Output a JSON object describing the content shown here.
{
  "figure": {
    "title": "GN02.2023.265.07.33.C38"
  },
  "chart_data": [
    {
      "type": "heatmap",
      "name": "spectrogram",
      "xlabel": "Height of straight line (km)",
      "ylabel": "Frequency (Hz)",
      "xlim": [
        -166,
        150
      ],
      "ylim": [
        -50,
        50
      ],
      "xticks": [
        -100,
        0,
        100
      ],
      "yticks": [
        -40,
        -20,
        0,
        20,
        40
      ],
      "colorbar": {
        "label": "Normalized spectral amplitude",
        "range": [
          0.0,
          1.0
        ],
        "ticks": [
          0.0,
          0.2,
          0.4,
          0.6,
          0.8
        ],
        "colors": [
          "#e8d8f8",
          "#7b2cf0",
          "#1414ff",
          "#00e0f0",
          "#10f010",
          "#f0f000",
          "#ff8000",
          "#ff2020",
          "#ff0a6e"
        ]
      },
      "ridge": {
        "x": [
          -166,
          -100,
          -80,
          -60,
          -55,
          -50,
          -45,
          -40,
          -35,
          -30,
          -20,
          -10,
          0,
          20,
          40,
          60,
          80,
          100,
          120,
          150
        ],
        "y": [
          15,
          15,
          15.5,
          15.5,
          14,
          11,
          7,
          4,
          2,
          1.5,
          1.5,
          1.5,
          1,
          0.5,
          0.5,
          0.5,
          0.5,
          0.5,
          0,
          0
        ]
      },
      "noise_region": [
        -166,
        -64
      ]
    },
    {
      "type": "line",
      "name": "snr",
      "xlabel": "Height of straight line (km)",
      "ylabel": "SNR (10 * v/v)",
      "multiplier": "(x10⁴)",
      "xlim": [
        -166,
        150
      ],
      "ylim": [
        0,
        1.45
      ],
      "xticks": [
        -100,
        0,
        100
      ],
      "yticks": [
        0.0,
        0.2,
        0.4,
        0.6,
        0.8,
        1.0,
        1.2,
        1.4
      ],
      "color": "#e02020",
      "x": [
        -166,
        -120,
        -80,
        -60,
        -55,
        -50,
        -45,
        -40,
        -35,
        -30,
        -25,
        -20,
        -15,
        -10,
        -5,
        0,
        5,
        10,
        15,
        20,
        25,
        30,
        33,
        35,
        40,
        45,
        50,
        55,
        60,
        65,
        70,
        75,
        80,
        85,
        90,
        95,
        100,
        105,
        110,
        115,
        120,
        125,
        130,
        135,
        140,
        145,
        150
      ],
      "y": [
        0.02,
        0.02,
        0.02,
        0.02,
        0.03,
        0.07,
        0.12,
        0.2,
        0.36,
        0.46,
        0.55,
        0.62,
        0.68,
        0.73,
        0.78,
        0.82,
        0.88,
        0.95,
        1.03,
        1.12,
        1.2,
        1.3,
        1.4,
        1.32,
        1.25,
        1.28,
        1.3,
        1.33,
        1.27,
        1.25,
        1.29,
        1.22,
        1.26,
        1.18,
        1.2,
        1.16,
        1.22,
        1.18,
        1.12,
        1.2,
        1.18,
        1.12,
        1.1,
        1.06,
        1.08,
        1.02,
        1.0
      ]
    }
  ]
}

* _Your objective_:
Go through the listing above and pull out each line containing the word "ylabel".

* _Response for this exercise_:
      "ylabel": "Frequency (Hz)",
      "ylabel": "SNR (10 * v/v)",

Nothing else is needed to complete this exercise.